Exercise requirements. Go through the listing and copy each line with the string "Anzahl".

The records.

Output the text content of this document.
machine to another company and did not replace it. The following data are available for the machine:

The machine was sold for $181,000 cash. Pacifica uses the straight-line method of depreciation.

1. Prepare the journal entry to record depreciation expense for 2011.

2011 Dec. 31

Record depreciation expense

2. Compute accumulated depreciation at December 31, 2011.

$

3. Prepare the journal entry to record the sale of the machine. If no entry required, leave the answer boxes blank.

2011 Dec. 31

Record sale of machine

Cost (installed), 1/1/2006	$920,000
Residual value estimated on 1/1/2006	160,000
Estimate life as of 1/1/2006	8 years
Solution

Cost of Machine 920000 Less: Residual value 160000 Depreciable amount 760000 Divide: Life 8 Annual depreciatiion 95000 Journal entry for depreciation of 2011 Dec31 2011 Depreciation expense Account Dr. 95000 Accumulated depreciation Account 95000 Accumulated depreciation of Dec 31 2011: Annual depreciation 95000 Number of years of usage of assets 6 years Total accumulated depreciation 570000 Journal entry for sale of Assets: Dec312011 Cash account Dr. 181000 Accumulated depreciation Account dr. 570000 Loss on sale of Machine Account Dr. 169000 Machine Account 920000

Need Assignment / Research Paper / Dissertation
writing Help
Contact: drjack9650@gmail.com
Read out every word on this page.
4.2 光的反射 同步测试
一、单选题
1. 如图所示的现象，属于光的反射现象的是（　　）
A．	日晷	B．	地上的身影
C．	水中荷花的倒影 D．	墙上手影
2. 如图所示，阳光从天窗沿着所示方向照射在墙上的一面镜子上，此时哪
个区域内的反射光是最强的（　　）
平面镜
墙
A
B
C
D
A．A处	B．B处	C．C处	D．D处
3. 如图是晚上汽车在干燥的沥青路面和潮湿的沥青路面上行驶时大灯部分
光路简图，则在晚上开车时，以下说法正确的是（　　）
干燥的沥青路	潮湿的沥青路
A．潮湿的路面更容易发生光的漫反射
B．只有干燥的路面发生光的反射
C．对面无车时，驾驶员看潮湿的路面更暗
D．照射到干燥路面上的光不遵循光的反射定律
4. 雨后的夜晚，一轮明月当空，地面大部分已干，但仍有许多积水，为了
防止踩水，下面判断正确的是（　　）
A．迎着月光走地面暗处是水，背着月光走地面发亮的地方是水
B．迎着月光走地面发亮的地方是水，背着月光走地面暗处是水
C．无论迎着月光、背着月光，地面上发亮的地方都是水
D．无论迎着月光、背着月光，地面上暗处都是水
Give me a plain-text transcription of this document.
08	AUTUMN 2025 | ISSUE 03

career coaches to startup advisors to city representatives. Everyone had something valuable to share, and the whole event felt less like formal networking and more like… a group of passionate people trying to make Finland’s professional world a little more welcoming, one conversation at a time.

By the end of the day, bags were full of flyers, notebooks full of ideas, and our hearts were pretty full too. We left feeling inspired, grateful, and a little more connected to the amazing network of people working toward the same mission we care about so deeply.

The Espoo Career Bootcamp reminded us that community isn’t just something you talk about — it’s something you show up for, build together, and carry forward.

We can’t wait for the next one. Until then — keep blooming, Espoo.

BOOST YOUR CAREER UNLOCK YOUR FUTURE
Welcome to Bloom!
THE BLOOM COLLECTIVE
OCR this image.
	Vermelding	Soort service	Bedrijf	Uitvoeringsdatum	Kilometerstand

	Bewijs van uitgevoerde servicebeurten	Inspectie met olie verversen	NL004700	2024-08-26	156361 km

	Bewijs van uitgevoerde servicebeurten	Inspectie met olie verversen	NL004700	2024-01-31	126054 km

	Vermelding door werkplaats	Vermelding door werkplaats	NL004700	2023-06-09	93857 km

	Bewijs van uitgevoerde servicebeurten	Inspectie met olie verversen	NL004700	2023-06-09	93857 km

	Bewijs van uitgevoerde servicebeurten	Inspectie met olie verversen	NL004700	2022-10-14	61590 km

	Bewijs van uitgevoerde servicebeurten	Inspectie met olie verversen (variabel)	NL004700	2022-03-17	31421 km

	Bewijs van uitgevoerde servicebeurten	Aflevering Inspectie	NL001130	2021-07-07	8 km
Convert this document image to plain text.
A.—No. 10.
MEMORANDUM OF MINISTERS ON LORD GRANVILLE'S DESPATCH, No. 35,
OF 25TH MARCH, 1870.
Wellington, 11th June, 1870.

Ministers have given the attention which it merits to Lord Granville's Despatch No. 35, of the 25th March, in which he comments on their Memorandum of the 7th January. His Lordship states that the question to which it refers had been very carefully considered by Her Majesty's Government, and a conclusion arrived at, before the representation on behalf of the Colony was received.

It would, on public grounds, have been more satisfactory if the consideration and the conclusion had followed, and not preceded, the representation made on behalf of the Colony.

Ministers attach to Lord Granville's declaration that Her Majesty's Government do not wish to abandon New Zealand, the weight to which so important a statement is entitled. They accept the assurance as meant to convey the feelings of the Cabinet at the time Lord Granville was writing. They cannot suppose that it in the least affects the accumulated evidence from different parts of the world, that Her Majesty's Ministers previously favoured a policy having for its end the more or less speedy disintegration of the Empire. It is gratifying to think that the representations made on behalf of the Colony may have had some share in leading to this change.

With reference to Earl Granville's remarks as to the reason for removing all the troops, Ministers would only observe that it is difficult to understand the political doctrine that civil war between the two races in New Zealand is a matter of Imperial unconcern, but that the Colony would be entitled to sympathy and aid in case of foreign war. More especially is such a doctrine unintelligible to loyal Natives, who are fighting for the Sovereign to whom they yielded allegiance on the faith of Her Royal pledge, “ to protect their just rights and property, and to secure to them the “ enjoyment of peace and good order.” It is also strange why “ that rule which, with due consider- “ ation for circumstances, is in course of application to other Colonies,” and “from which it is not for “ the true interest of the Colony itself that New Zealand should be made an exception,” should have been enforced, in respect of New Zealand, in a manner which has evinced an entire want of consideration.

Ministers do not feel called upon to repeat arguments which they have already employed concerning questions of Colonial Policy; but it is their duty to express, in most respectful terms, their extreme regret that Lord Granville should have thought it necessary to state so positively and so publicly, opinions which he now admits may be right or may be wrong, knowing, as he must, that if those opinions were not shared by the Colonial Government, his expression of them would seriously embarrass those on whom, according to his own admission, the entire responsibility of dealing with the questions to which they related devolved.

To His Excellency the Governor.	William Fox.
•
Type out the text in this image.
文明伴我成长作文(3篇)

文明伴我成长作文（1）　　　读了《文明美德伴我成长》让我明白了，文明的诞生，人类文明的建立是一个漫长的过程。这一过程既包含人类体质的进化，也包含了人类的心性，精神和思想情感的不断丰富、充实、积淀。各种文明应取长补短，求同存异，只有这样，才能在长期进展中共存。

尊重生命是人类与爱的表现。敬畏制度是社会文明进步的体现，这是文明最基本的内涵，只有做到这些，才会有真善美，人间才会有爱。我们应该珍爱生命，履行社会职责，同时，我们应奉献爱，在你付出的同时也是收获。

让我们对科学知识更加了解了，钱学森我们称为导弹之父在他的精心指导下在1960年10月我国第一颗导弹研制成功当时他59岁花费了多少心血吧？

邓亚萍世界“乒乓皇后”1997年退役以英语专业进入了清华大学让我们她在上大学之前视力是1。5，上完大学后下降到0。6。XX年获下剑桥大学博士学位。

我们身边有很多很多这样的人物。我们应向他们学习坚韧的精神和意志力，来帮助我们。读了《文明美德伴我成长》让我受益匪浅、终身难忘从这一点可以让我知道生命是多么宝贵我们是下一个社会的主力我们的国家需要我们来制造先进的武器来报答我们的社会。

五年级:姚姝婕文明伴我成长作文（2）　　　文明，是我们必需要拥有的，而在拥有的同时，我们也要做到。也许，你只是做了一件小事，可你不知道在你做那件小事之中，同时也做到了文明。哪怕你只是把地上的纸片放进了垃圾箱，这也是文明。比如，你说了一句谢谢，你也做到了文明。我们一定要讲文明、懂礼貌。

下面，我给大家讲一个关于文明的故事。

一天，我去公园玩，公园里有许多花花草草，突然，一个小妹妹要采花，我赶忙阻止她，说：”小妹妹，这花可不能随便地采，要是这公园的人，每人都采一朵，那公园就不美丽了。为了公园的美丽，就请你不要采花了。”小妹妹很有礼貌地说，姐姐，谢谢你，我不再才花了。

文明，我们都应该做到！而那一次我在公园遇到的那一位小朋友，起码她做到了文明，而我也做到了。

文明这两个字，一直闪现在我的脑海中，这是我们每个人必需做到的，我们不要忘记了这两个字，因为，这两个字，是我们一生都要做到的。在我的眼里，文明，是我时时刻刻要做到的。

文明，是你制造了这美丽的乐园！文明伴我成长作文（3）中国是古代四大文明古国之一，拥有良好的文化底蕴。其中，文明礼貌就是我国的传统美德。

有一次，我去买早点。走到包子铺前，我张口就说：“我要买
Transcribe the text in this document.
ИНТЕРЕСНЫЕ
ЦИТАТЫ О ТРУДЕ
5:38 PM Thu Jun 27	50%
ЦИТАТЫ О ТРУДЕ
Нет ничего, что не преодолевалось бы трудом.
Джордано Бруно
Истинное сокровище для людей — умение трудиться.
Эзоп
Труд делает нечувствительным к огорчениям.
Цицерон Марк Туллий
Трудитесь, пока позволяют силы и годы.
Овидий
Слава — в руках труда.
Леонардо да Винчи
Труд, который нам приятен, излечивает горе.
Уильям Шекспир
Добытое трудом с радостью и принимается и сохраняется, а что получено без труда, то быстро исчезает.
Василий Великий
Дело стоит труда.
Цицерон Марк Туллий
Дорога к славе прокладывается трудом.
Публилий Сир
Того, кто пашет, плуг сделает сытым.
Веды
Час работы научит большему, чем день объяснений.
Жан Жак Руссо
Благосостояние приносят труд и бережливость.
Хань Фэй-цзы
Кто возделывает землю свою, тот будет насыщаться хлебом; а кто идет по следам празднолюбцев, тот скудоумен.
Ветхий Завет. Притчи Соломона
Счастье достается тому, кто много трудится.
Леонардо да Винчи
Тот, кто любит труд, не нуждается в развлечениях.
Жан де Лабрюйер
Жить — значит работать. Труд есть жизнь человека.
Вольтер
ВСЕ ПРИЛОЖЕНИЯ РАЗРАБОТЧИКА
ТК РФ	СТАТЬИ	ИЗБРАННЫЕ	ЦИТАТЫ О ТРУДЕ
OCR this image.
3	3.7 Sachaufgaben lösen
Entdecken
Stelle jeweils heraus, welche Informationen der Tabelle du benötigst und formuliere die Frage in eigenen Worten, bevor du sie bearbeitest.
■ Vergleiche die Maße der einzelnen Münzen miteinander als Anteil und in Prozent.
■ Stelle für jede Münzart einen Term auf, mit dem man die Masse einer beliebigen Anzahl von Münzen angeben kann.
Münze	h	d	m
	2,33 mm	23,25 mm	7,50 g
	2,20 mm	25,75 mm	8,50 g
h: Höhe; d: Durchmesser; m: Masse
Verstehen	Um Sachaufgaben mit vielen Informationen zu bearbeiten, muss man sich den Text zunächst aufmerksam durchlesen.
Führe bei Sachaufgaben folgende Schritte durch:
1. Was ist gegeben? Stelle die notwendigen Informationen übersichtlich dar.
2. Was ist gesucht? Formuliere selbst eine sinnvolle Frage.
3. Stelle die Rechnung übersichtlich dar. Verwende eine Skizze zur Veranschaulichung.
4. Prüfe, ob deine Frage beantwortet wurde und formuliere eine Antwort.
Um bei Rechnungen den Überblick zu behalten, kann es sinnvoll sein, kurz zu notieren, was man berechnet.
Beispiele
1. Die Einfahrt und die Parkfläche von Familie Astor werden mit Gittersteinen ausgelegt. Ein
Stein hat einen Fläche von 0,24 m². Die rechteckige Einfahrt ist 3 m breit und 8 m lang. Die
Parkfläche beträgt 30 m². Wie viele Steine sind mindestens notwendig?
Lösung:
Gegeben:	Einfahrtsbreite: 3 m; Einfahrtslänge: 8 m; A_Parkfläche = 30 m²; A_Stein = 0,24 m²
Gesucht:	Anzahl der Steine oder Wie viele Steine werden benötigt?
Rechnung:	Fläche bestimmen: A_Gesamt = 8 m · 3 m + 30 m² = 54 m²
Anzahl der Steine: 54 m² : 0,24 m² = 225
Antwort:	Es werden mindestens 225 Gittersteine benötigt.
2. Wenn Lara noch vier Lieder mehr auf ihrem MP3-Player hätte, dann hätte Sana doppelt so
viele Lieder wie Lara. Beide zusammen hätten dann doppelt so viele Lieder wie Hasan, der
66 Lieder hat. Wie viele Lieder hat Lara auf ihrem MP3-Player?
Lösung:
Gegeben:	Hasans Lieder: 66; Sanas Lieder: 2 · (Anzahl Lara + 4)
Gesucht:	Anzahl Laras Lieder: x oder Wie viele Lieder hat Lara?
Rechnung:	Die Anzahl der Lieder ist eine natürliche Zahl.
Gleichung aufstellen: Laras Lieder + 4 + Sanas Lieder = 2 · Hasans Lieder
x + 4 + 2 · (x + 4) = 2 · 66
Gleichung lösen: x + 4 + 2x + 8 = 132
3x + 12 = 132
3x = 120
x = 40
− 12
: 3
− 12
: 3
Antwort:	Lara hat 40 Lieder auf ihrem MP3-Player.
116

The reply.
■ Stelle für jede Münzart einen Term auf, mit dem man die Masse einer beliebigen Anzahl von Münzen angeben kann.
Gesucht:	Anzahl der Steine oder Wie viele Steine werden benötigt?
Anzahl der Steine: 54 m² : 0,24 m² = 225
Gegeben:	Hasans Lieder: 66; Sanas Lieder: 2 · (Anzahl Lara + 4)
Gesucht:	Anzahl Laras Lieder: x oder Wie viele Lieder hat Lara?
Rechnung:	Die Anzahl der Lieder ist eine natürliche Zahl.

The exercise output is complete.